(Items listed in a dataset)
══════

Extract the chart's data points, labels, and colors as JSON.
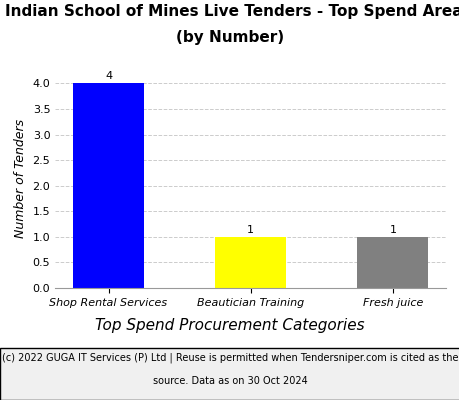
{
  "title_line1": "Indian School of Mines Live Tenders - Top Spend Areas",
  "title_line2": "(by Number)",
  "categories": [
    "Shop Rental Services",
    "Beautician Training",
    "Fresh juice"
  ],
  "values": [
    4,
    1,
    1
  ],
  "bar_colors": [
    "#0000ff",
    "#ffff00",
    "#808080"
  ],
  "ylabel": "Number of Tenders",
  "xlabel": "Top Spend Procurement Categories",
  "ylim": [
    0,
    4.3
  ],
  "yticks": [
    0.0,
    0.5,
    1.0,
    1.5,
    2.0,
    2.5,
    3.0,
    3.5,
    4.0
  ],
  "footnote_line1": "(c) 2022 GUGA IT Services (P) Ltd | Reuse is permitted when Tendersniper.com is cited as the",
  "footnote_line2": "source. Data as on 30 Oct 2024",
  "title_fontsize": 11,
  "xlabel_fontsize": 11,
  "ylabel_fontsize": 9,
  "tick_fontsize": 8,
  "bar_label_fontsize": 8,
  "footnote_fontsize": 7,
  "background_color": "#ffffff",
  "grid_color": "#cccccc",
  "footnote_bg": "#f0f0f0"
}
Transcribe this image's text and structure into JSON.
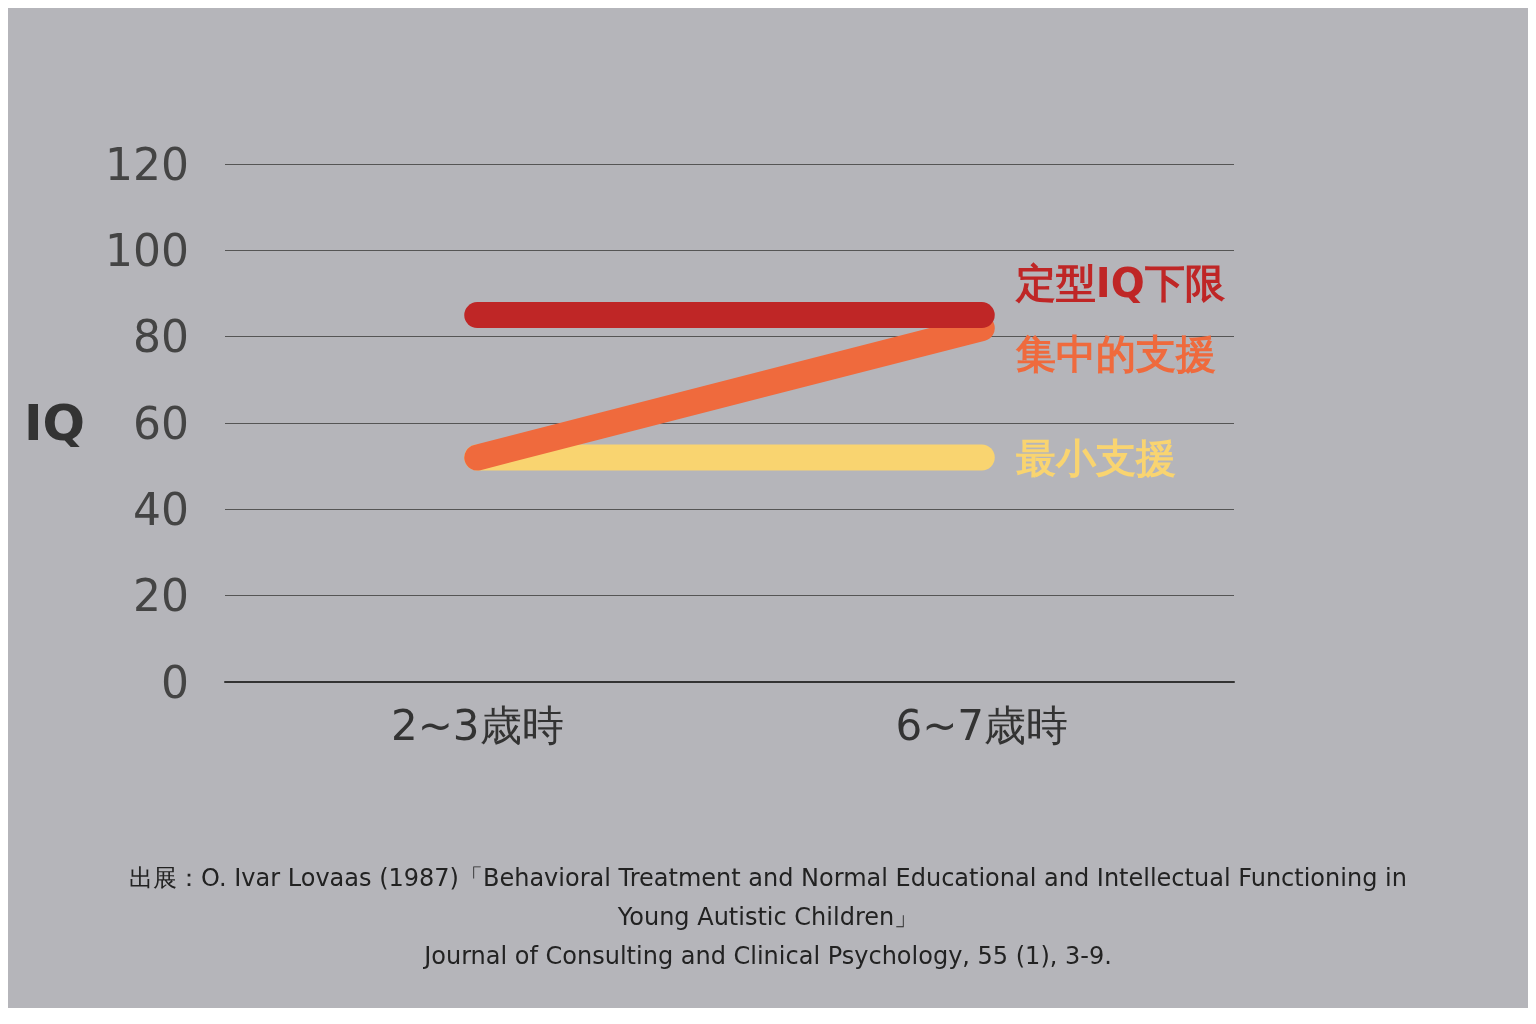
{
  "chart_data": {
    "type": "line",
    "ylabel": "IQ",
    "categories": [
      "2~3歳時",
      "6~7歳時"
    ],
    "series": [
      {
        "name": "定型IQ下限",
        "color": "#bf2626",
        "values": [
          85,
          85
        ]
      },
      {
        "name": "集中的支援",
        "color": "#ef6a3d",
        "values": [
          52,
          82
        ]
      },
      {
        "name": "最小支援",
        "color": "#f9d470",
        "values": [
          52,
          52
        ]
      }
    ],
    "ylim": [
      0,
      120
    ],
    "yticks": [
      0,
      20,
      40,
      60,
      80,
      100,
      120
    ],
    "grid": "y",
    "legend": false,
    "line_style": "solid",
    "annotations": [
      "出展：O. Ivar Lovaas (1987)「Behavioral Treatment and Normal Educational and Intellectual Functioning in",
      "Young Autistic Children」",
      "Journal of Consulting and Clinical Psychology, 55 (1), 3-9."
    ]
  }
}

══════

Look through the entries above and report each line where the string "Number" occurs.

  "title_line2": "(by Number)",
  "ylabel": "Number of Tenders",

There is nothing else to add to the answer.